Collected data
-- Start --

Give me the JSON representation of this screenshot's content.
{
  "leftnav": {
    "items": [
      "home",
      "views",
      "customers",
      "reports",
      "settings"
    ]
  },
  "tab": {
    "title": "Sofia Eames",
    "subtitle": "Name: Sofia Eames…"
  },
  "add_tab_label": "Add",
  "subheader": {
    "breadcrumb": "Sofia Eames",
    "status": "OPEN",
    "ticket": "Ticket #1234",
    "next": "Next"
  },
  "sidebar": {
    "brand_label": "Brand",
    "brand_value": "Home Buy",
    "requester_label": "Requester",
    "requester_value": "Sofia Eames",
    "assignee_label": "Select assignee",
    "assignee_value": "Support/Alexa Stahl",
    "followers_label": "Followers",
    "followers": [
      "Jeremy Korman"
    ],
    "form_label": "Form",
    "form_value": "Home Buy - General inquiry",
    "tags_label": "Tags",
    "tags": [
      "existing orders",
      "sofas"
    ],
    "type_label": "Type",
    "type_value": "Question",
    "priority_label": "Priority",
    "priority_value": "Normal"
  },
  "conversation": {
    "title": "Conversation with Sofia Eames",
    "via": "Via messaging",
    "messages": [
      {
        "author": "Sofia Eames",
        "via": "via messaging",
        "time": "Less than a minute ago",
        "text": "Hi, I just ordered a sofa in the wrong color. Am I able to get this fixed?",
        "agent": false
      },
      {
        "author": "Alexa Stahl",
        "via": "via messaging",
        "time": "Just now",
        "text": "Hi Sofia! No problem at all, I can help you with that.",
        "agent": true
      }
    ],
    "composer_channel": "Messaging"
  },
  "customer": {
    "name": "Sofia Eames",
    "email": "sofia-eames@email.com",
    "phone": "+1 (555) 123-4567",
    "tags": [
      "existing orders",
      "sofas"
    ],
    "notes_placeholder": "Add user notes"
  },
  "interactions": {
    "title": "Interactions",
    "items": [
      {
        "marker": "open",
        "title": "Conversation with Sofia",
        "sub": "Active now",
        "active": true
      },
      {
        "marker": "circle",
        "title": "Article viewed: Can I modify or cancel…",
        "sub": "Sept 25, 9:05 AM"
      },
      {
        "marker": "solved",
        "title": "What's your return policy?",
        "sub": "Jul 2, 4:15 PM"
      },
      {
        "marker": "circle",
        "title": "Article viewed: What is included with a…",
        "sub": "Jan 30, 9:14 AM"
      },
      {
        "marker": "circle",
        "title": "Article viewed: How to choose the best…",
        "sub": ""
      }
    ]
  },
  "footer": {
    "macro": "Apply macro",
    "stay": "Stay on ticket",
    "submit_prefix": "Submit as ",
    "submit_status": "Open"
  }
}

-- End --

*PROBLEM DETAILS*
Repeat every line of the records above exactly.

*EXERCISE SOLUTION*
Give me the JSON representation of this screenshot's content.
{
  "leftnav": {
    "items": [
      "home",
      "views",
      "customers",
      "reports",
      "settings"
    ]
  },
  "tab": {
    "title": "Sofia Eames",
    "subtitle": "Name: Sofia Eames…"
  },
  "add_tab_label": "Add",
  "subheader": {
    "breadcrumb": "Sofia Eames",
    "status": "OPEN",
    "ticket": "Ticket #1234",
    "next": "Next"
  },
  "sidebar": {
    "brand_label": "Brand",
    "brand_value": "Home Buy",
    "requester_label": "Requester",
    "requester_value": "Sofia Eames",
    "assignee_label": "Select assignee",
    "assignee_value": "Support/Alexa Stahl",
    "followers_label": "Followers",
    "followers": [
      "Jeremy Korman"
    ],
    "form_label": "Form",
    "form_value": "Home Buy - General inquiry",
    "tags_label": "Tags",
    "tags": [
      "existing orders",
      "sofas"
    ],
    "type_label": "Type",
    "type_value": "Question",
    "priority_label": "Priority",
    "priority_value": "Normal"
  },
  "conversation": {
    "title": "Conversation with Sofia Eames",
    "via": "Via messaging",
    "messages": [
      {
        "author": "Sofia Eames",
        "via": "via messaging",
        "time": "Less than a minute ago",
        "text": "Hi, I just ordered a sofa in the wrong color. Am I able to get this fixed?",
        "agent": false
      },
      {
        "author": "Alexa Stahl",
        "via": "via messaging",
        "time": "Just now",
        "text": "Hi Sofia! No problem at all, I can help you with that.",
        "agent": true
      }
    ],
    "composer_channel": "Messaging"
  },
  "customer": {
    "name": "Sofia Eames",
    "email": "sofia-eames@email.com",
    "phone": "+1 (555) 123-4567",
    "tags": [
      "existing orders",
      "sofas"
    ],
    "notes_placeholder": "Add user notes"
  },
  "interactions": {
    "title": "Interactions",
    "items": [
      {
        "marker": "open",
        "title": "Conversation with Sofia",
        "sub": "Active now",
        "active": true
      },
      {
        "marker": "circle",
        "title": "Article viewed: Can I modify or cancel…",
        "sub": "Sept 25, 9:05 AM"
      },
      {
        "marker": "solved",
        "title": "What's your return policy?",
        "sub": "Jul 2, 4:15 PM"
      },
      {
        "marker": "circle",
        "title": "Article viewed: What is included with a…",
        "sub": "Jan 30, 9:14 AM"
      },
      {
        "marker": "circle",
        "title": "Article viewed: How to choose the best…",
        "sub": ""
      }
    ]
  },
  "footer": {
    "macro": "Apply macro",
    "stay": "Stay on ticket",
    "submit_prefix": "Submit as ",
    "submit_status": "Open"
  }
}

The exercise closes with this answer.